== LISTED ENTRIES ==
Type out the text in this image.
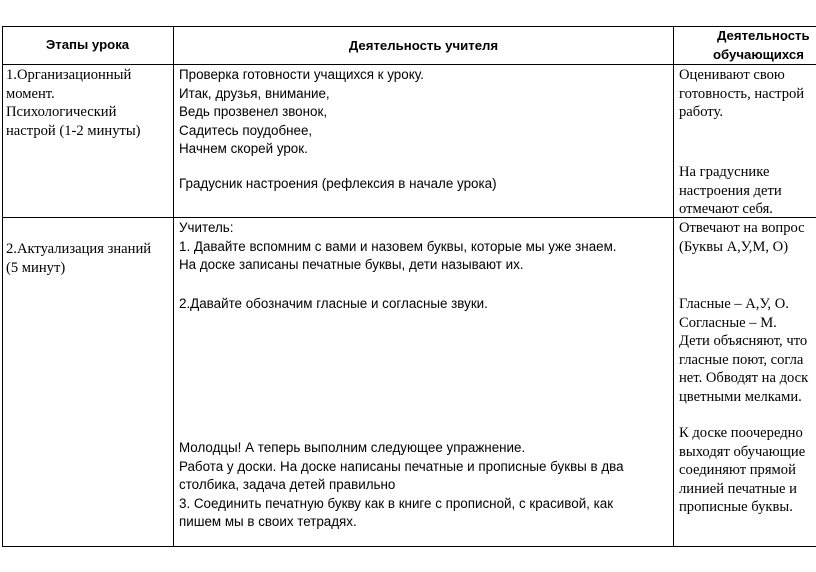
Этапы урока	Деятельность учителя
Деятельность
обучающихся
1.Организационный
момент.
Психологический
настрой (1-2 минуты)
Проверка готовности учащихся к уроку.
Итак, друзья, внимание,
Ведь прозвенел звонок,
Садитесь поудобнее,
Начнем скорей урок.
Градусник настроения (рефлексия в начале урока)
Оценивают свою
готовность, настрой
работу.
На градуснике
настроения дети
отмечают себя.
2.Актуализация знаний
(5 минут)
Учитель:
1. Давайте вспомним с вами и назовем буквы, которые мы уже знаем.
На доске записаны печатные буквы, дети называют их.
2.Давайте обозначим гласные и согласные звуки.
Молодцы! А теперь выполним следующее упражнение.
Работа у доски. На доске написаны печатные и прописные буквы в два
столбика, задача детей правильно
3. Соединить печатную букву как в книге с прописной, с красивой, как
пишем мы в своих тетрадях.
Отвечают на вопрос
(Буквы А,У,М, О)
Гласные – А,У, О.
Согласные – М.
Дети объясняют, что
гласные поют, согла
нет. Обводят на доск
цветными мелками.
К доске поочередно
выходят обучающие
соединяют прямой
линией печатные и
прописные буквы.
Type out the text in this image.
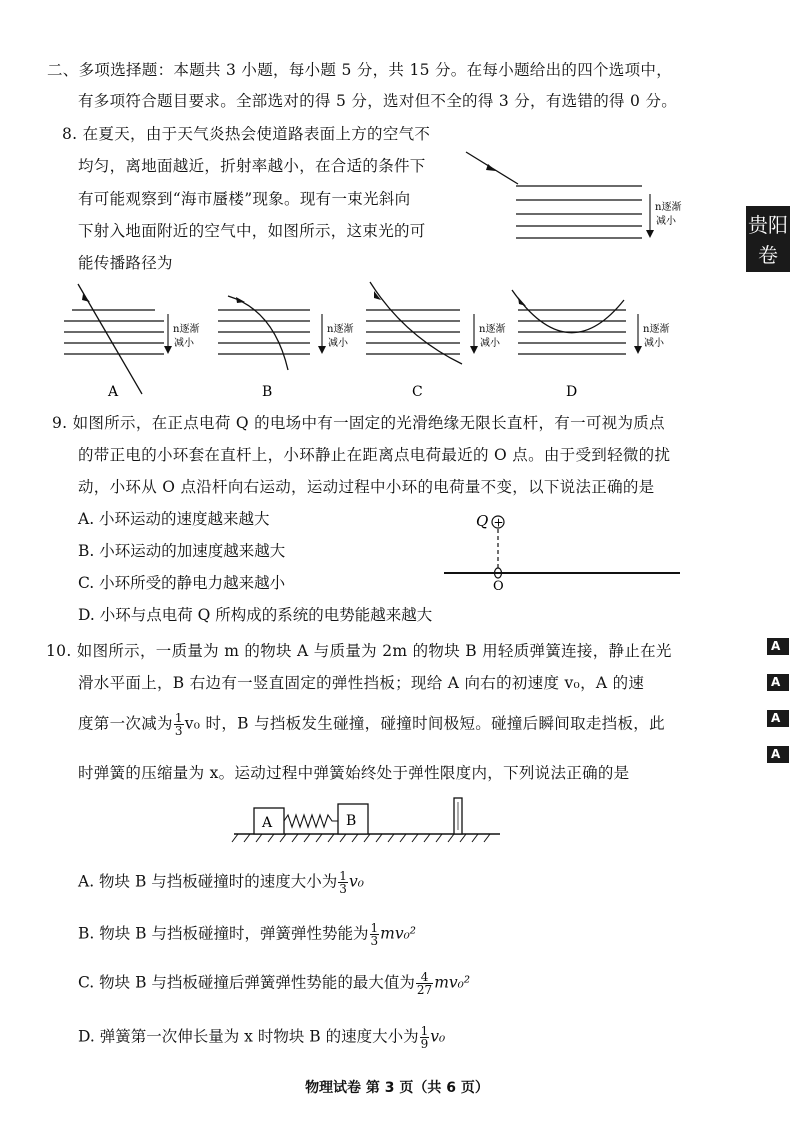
二、多项选择题：本题共 3 小题，每小题 5 分，共 15 分。在每小题给出的四个选项中，
有多项符合题目要求。全部选对的得 5 分，选对但不全的得 3 分，有选错的得 0 分。
8. 在夏天，由于天气炎热会使道路表面上方的空气不
均匀，离地面越近，折射率越小，在合适的条件下
有可能观察到“海市蜃楼”现象。现有一束光斜向
下射入地面附近的空气中，如图所示，这束光的可
能传播路径为
n逐渐
减小
n逐渐
减小
n逐渐
减小
n逐渐
减小
n逐渐
减小
A	B	C	D
9. 如图所示，在正点电荷 Q 的电场中有一固定的光滑绝缘无限长直杆，有一可视为质点
的带正电的小环套在直杆上，小环静止在距离点电荷最近的 O 点。由于受到轻微的扰
动，小环从 O 点沿杆向右运动，运动过程中小环的电荷量不变，以下说法正确的是
A. 小环运动的速度越来越大
B. 小环运动的加速度越来越大
C. 小环所受的静电力越来越小
D. 小环与点电荷 Q 所构成的系统的电势能越来越大
Q +
O
10. 如图所示，一质量为 m 的物块 A 与质量为 2m 的物块 B 用轻质弹簧连接，静止在光
滑水平面上，B 右边有一竖直固定的弹性挡板；现给 A 向右的初速度 v₀，A 的速
度第一次减为 $\frac{1}{3} v_0$ 时，B 与挡板发生碰撞，碰撞时间极短。碰撞后瞬间取走挡板，此
时弹簧的压缩量为 x。运动过程中弹簧始终处于弹性限度内，下列说法正确的是
A	B
A. 物块 B 与挡板碰撞时的速度大小为 $\frac{1}{3} v_0$
B. 物块 B 与挡板碰撞时，弹簧弹性势能为 $\frac{1}{3} mv_0^2$
C. 物块 B 与挡板碰撞后弹簧弹性势能的最大值为 $\frac{4}{27} mv_0^2$
D. 弹簧第一次伸长量为 x 时物块 B 的速度大小为 $\frac{1}{9} v_0$
贵阳
卷
A
A
A
A
物理试卷 第 3 页（共 6 页）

== OBJECTIVE ==
Transcribe the complete set of entries verbatim. No pictures belong in the copy.

== FULL OUTPUT ==
Type out the text in this image.
Этапы урока	Деятельность учителя
Деятельность
обучающихся
1.Организационный
момент.
Психологический
настрой (1-2 минуты)
Проверка готовности учащихся к уроку.
Итак, друзья, внимание,
Ведь прозвенел звонок,
Садитесь поудобнее,
Начнем скорей урок.
Градусник настроения (рефлексия в начале урока)
Оценивают свою
готовность, настрой
работу.
На градуснике
настроения дети
отмечают себя.
2.Актуализация знаний
(5 минут)
Учитель:
1. Давайте вспомним с вами и назовем буквы, которые мы уже знаем.
На доске записаны печатные буквы, дети называют их.
2.Давайте обозначим гласные и согласные звуки.
Молодцы! А теперь выполним следующее упражнение.
Работа у доски. На доске написаны печатные и прописные буквы в два
столбика, задача детей правильно
3. Соединить печатную букву как в книге с прописной, с красивой, как
пишем мы в своих тетрадях.
Отвечают на вопрос
(Буквы А,У,М, О)
Гласные – А,У, О.
Согласные – М.
Дети объясняют, что
гласные поют, согла
нет. Обводят на доск
цветными мелками.
К доске поочередно
выходят обучающие
соединяют прямой
линией печатные и
прописные буквы.
Type out the text in this image.
二、多项选择题：本题共 3 小题，每小题 5 分，共 15 分。在每小题给出的四个选项中，
有多项符合题目要求。全部选对的得 5 分，选对但不全的得 3 分，有选错的得 0 分。
8. 在夏天，由于天气炎热会使道路表面上方的空气不
均匀，离地面越近，折射率越小，在合适的条件下
有可能观察到“海市蜃楼”现象。现有一束光斜向
下射入地面附近的空气中，如图所示，这束光的可
能传播路径为
n逐渐
减小
n逐渐
减小
n逐渐
减小
n逐渐
减小
n逐渐
减小
A	B	C	D
9. 如图所示，在正点电荷 Q 的电场中有一固定的光滑绝缘无限长直杆，有一可视为质点
的带正电的小环套在直杆上，小环静止在距离点电荷最近的 O 点。由于受到轻微的扰
动，小环从 O 点沿杆向右运动，运动过程中小环的电荷量不变，以下说法正确的是
A. 小环运动的速度越来越大
B. 小环运动的加速度越来越大
C. 小环所受的静电力越来越小
D. 小环与点电荷 Q 所构成的系统的电势能越来越大
Q +
O
10. 如图所示，一质量为 m 的物块 A 与质量为 2m 的物块 B 用轻质弹簧连接，静止在光
滑水平面上，B 右边有一竖直固定的弹性挡板；现给 A 向右的初速度 v₀，A 的速
度第一次减为 $\frac{1}{3} v_0$ 时，B 与挡板发生碰撞，碰撞时间极短。碰撞后瞬间取走挡板，此
时弹簧的压缩量为 x。运动过程中弹簧始终处于弹性限度内，下列说法正确的是
A	B
A. 物块 B 与挡板碰撞时的速度大小为 $\frac{1}{3} v_0$
B. 物块 B 与挡板碰撞时，弹簧弹性势能为 $\frac{1}{3} mv_0^2$
C. 物块 B 与挡板碰撞后弹簧弹性势能的最大值为 $\frac{4}{27} mv_0^2$
D. 弹簧第一次伸长量为 x 时物块 B 的速度大小为 $\frac{1}{9} v_0$
贵阳
卷
A
A
A
A
物理试卷 第 3 页（共 6 页）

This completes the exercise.